:: Instructions for the task ::
Look for the string "this" in every line, and copy each line that has it.

- - - - -

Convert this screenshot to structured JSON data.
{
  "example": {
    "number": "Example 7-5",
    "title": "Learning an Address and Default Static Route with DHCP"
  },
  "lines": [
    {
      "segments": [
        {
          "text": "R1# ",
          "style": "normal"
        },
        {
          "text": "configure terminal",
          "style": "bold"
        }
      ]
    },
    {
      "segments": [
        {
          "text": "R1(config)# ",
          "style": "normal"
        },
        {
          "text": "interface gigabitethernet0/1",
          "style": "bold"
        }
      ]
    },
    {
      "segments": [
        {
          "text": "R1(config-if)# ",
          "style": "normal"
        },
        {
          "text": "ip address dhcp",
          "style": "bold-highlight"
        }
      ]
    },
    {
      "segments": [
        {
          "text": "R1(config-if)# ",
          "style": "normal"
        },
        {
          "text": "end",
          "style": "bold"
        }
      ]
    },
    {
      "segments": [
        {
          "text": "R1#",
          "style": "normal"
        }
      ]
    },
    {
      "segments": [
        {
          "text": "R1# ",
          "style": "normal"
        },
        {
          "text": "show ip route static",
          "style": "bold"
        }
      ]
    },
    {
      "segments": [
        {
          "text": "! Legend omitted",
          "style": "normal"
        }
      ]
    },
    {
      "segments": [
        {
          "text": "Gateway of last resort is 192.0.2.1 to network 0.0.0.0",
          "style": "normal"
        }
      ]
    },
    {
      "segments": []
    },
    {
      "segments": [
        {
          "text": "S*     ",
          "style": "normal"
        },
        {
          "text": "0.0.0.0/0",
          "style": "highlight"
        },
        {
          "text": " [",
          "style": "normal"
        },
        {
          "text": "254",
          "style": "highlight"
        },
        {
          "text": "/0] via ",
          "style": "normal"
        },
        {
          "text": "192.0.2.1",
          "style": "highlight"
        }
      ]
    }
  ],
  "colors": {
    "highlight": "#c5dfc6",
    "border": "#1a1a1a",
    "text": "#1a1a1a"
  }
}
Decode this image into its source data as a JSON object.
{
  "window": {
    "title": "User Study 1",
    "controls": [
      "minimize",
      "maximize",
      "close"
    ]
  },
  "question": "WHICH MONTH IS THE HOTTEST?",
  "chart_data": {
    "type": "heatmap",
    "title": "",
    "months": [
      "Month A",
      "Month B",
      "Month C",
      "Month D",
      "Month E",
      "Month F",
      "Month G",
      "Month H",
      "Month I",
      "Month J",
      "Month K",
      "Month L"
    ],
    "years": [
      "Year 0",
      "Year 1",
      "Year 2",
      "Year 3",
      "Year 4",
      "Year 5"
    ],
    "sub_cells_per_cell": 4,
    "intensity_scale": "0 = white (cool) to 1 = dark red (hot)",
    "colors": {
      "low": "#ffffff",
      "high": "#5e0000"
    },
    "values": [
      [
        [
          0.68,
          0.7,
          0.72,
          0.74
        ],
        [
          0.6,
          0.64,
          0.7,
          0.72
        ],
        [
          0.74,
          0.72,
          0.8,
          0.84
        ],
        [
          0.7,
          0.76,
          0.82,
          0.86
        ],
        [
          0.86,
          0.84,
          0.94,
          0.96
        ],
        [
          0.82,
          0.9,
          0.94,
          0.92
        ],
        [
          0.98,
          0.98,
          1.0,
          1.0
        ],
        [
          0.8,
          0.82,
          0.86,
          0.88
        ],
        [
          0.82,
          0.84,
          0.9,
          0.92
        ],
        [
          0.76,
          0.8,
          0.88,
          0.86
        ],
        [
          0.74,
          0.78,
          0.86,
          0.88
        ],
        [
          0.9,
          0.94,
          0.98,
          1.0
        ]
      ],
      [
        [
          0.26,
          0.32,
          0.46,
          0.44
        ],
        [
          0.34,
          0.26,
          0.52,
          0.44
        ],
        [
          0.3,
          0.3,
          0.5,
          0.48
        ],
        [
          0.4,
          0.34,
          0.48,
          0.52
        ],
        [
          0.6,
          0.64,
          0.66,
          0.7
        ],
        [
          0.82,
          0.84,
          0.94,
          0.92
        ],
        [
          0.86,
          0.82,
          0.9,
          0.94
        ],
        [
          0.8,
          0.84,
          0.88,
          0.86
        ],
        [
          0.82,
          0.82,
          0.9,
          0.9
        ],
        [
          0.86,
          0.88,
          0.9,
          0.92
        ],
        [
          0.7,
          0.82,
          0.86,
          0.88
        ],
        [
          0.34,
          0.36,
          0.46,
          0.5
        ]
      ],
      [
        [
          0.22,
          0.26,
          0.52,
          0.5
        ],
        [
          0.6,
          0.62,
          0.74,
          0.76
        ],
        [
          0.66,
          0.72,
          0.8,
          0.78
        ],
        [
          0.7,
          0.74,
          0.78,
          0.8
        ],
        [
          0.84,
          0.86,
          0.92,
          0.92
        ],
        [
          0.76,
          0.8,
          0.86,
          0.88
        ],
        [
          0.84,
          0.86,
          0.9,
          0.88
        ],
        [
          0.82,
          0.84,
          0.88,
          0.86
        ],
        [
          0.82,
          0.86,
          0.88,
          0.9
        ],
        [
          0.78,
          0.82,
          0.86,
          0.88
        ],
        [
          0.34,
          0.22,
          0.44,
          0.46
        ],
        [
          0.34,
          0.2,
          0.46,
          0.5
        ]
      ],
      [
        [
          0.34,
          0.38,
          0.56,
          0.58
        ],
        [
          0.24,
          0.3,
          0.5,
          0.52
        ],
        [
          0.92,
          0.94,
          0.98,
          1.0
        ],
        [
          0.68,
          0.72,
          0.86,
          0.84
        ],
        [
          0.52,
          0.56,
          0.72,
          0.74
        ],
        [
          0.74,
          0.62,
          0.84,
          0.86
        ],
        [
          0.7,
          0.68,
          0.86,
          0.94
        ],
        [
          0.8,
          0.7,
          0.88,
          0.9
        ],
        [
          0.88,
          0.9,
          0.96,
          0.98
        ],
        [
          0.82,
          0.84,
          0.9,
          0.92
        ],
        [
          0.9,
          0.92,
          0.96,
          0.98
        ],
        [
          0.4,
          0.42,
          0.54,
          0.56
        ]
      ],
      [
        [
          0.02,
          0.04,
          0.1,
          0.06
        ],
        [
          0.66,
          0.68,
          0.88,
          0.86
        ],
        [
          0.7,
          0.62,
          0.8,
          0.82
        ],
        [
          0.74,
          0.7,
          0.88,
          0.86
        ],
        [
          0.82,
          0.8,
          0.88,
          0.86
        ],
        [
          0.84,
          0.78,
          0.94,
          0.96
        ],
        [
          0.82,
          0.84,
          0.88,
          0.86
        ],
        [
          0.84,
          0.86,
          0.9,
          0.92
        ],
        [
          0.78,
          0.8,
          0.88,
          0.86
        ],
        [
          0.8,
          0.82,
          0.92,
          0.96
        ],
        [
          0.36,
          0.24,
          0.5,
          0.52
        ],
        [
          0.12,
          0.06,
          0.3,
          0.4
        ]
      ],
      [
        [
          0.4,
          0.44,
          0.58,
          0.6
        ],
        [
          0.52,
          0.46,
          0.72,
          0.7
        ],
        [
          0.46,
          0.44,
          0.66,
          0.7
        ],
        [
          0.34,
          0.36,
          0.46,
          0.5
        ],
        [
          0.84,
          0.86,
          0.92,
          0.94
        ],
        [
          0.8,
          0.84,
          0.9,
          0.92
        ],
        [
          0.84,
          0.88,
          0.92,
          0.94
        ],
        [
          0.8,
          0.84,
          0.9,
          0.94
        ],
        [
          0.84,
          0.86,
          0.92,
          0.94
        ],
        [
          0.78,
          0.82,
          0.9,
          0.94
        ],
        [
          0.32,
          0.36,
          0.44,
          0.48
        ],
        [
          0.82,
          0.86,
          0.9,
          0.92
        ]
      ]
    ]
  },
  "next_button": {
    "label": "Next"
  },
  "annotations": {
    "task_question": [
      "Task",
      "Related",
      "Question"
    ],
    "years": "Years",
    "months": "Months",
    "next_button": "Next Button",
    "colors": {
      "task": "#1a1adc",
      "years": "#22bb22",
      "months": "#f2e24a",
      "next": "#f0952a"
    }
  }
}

- - - - -

:: Written answer ::
Convert this screenshot to structured JSON data.
Decode this image into its source data as a JSON object.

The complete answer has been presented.